*Texto proporcionado*:
No se referían a Bush, que fue uno de los gobernadores que más penas de muerte firmó cuando era el mandamás de Texas. En Texas muchas pick ups llevan escopetas colgadas de la luneta, supuestamente para cazar coyotes, y no “coyotes”, que es como llaman a los traficantes de personas en la frontera mexicana.
Bush zafó de ser culpado por la masacre de Virginia, pero no sabe cómo parar la bola de nieve que se le armó con la derrota de Irak. La ley aprobada esta semana por el Congreso con fecha “no resolutiva” para el regreso de la tropas es un buen ejemplo. Primero se dijo que los demócratas nunca se pondrían de acuerdo. Cuando la ley salió del comité presupuestario los analistas calcularon que los votos no alcanzarían en el plenario de la Cámara baja. Pero un par de atentados con coches bomba después, los votos aparecieron. Entonces dijeron que no había chances en el Senado. Pero tras el derribo de un helicóptero y la voladura de un mercado, el Senado dio el sí. Cuando el proyecto de ley volvió a la Cámara baja con las modificaciones de Senado, otra vez se dijo que sería complicado reunir una mayoría. Pero en la víspera mataron a diez soldados norteamericanos en Irak y la ley pasó como por un tubo, lo mismo que en el Senado al día siguiente. Uno a uno los republicanos que apoyaban al presidente van cruzando la hilera para unirse a la oposición a la guerra que encabezan los demócratas.
Los candidatos para suceder a Bush se disputan un cartel históricamente muy codiciado en los Estados Unidos, el del que “trajo a los muchachos de vuelta a casa”. Ya se lo había colgado Gerry Ford en el ’74 cuando los últimos helicópteros partieron de la embajada en Saigón. Esa vez el Congreso le había dado un fuerte empujón al congelar el financiamiento de la guerra con una ley muy “resolutiva”. No le alcanzó a Ford para la reelección, pero le consiguió un funeral multitudinario, algo bastante impensado en sus tiempos de presidente, cuando Chevy Chase se burlaba de su torpeza en Saturday Night Live. También se colgó el cartel Ronald Reagan al principio de su primer mandato, cuando su plan de canjear armas por rehenes con el ayatola resolvió la toma de la embajada en Teherán.

*Registros incluidos*:

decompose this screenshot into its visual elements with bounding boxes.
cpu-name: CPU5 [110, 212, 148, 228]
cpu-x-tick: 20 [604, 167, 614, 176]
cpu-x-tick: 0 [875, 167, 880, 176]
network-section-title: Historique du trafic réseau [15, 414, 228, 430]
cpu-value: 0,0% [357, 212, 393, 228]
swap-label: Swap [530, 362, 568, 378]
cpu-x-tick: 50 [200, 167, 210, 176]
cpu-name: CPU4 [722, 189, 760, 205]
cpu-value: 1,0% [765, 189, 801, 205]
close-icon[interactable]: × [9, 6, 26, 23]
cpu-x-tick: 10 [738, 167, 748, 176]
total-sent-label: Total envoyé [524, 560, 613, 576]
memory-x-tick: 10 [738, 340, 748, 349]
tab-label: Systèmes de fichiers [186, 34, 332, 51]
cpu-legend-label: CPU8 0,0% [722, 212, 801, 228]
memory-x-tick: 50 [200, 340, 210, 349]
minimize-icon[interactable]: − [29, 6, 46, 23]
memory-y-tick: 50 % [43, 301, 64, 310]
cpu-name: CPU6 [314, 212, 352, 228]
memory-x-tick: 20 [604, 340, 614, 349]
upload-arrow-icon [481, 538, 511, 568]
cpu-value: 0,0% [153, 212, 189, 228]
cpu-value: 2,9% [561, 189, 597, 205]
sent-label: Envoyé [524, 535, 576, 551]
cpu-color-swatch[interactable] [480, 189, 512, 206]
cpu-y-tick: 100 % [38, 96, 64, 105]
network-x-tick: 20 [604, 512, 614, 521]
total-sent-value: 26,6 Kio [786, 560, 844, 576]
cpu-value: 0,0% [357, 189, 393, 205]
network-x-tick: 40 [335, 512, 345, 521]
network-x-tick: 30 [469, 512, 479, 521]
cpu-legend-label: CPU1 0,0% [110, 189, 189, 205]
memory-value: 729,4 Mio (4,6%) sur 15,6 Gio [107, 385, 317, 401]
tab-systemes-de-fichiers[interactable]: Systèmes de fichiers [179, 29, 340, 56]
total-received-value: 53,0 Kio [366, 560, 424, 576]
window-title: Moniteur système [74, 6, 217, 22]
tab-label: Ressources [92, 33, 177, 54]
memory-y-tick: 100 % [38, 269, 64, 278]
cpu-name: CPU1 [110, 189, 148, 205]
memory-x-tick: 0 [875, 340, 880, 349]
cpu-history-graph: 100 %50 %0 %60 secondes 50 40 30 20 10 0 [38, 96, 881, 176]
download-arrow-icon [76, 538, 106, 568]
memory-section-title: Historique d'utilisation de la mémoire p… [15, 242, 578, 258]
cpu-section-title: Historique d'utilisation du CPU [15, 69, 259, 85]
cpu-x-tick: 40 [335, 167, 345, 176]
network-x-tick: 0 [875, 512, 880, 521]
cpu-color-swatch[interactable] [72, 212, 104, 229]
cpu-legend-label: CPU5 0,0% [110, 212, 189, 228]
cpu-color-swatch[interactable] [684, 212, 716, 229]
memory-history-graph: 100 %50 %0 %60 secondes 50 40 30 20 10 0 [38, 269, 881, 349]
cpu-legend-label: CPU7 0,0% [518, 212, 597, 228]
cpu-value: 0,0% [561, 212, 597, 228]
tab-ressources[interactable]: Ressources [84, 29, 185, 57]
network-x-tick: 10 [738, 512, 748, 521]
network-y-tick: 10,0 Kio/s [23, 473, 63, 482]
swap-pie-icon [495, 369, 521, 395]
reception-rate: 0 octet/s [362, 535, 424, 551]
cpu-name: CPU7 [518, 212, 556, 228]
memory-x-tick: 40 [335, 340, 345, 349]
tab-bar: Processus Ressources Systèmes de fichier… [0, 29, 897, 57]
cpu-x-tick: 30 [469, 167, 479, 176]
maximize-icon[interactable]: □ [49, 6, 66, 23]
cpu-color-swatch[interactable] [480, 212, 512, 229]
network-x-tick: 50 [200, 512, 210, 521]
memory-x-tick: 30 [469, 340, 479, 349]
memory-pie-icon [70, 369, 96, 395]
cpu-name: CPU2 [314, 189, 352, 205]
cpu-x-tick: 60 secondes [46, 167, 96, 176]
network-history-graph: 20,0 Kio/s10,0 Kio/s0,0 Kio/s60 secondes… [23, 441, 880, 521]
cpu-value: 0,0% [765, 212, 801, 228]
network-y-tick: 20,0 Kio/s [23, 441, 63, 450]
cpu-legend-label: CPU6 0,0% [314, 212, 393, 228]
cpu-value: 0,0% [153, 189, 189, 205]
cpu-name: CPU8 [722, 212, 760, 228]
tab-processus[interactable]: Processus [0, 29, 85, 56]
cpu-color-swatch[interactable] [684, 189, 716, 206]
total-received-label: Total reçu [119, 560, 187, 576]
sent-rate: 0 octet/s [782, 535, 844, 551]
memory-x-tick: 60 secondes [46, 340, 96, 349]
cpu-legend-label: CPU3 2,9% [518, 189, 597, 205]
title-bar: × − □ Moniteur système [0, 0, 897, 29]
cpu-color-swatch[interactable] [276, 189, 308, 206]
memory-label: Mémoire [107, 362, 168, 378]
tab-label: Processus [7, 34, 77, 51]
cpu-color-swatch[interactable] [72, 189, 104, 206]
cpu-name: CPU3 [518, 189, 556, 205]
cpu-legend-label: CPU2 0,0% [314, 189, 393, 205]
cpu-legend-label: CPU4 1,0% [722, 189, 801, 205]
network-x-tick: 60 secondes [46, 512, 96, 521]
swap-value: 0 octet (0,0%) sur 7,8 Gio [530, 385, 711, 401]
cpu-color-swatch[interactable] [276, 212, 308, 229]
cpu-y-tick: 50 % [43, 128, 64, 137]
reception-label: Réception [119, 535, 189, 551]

*Tareas del ejercicio*:
a) Indica si cada afirmación coincide con el texto sobre Bush y la guerra de Irak: (i) Gerry Ford consiguió la reelección; (ii) la ley pasó con facilidad en la Cámara baja después de que mataran a diez soldados norteamericanos en Irak; (iii) en la frontera mexicana llaman "coyotes" a los traficantes de personas. Responde sí o no y cita literalmente las palabras del texto que lo deciden.
b) Prosigue el texto sobre Bush y la guerra de Irak desde el punto en que se detiene.
Los registros no hacen falta para este ejercicio.

*Sección de respuestas*:
a)
(i) No: "No le alcanzó a Ford para la reelección".
(ii) Sí: "Pero en la víspera mataron a diez soldados norteamericanos en Irak y la ley pasó como por un tubo".
(iii) Sí: "que es como llaman a los traficantes de personas en la frontera mexicana".

b)
Todos saben que no será Bush quien traiga a los muchachos de vuelta a casa. Ni los demócratas quieren eso: por eso votan cosas “no resolutivas”. El problema es que Bush recién se irá en el 2009 y todavía faltan muchos muertos para que ese día llegue. Mientras tanto se abrió la temporada de tiro al muñeco contra el presidente más débil del país más poderoso. Hace pocos días un editorial del New York Times dividió en tres categorías los escándalos que aparecen casi a diario para descrédito de su administración. Según el diario están los causados por la incompetencia de su gobierno, los causados por las mentiras de su gobierno y los causados porque Bush es un terco.
En la primera categoría aparecen el desmanejo de la ayuda para las víctimas de huracán Katrina y el desmanejo en el hospital de los veteranos de guerra.
En la segunda categoría, entre una larga lista de ítem, se destaca la mentira sobre las armas de destrucción masiva de Saddam Hussein. También figuran el caso de la espía Valerie Plame (escrachada por su propio gobierno), el plan secreto del ministro de Justicia González para echar a fiscales que investigaban al gobierno y la fabricación de héroes de guerra por parte del Pentágono para sumar apoyos al esfuerzo bélico.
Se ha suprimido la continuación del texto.